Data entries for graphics
== == ==

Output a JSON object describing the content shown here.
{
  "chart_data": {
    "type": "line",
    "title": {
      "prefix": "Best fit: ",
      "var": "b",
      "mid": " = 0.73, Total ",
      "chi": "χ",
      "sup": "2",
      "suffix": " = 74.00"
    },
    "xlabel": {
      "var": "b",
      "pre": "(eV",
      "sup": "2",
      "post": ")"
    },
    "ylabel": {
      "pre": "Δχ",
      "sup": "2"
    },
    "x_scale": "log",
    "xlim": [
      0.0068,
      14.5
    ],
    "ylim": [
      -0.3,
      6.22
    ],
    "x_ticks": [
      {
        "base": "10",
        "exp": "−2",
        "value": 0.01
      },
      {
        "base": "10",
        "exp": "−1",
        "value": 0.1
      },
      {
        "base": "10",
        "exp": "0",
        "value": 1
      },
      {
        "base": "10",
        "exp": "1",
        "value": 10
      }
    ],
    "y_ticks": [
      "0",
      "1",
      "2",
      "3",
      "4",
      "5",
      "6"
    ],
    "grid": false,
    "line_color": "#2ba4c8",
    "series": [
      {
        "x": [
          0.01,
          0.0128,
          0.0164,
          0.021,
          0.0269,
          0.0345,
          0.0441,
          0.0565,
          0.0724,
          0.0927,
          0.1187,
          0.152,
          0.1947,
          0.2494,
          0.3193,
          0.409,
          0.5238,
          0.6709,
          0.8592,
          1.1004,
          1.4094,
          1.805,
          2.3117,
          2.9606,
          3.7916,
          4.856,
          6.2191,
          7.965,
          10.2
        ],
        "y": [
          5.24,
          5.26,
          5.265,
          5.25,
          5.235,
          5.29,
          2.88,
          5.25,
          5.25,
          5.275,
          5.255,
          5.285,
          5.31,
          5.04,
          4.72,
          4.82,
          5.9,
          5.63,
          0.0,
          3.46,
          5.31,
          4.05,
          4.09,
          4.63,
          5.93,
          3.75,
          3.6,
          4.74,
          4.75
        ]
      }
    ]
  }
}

== == ==

_AIM OF THE TASK_.
Faithfully copy every entry, leaving nothing out.

_SOLVED PROBLEM_.
Output a JSON object describing the content shown here.
{
  "chart_data": {
    "type": "line",
    "title": {
      "prefix": "Best fit: ",
      "var": "b",
      "mid": " = 0.73, Total ",
      "chi": "χ",
      "sup": "2",
      "suffix": " = 74.00"
    },
    "xlabel": {
      "var": "b",
      "pre": "(eV",
      "sup": "2",
      "post": ")"
    },
    "ylabel": {
      "pre": "Δχ",
      "sup": "2"
    },
    "x_scale": "log",
    "xlim": [
      0.0068,
      14.5
    ],
    "ylim": [
      -0.3,
      6.22
    ],
    "x_ticks": [
      {
        "base": "10",
        "exp": "−2",
        "value": 0.01
      },
      {
        "base": "10",
        "exp": "−1",
        "value": 0.1
      },
      {
        "base": "10",
        "exp": "0",
        "value": 1
      },
      {
        "base": "10",
        "exp": "1",
        "value": 10
      }
    ],
    "y_ticks": [
      "0",
      "1",
      "2",
      "3",
      "4",
      "5",
      "6"
    ],
    "grid": false,
    "line_color": "#2ba4c8",
    "series": [
      {
        "x": [
          0.01,
          0.0128,
          0.0164,
          0.021,
          0.0269,
          0.0345,
          0.0441,
          0.0565,
          0.0724,
          0.0927,
          0.1187,
          0.152,
          0.1947,
          0.2494,
          0.3193,
          0.409,
          0.5238,
          0.6709,
          0.8592,
          1.1004,
          1.4094,
          1.805,
          2.3117,
          2.9606,
          3.7916,
          4.856,
          6.2191,
          7.965,
          10.2
        ],
        "y": [
          5.24,
          5.26,
          5.265,
          5.25,
          5.235,
          5.29,
          2.88,
          5.25,
          5.25,
          5.275,
          5.255,
          5.285,
          5.31,
          5.04,
          4.72,
          4.82,
          5.9,
          5.63,
          0.0,
          3.46,
          5.31,
          4.05,
          4.09,
          4.63,
          5.93,
          3.75,
          3.6,
          4.74,
          4.75
        ]
      }
    ]
  }
}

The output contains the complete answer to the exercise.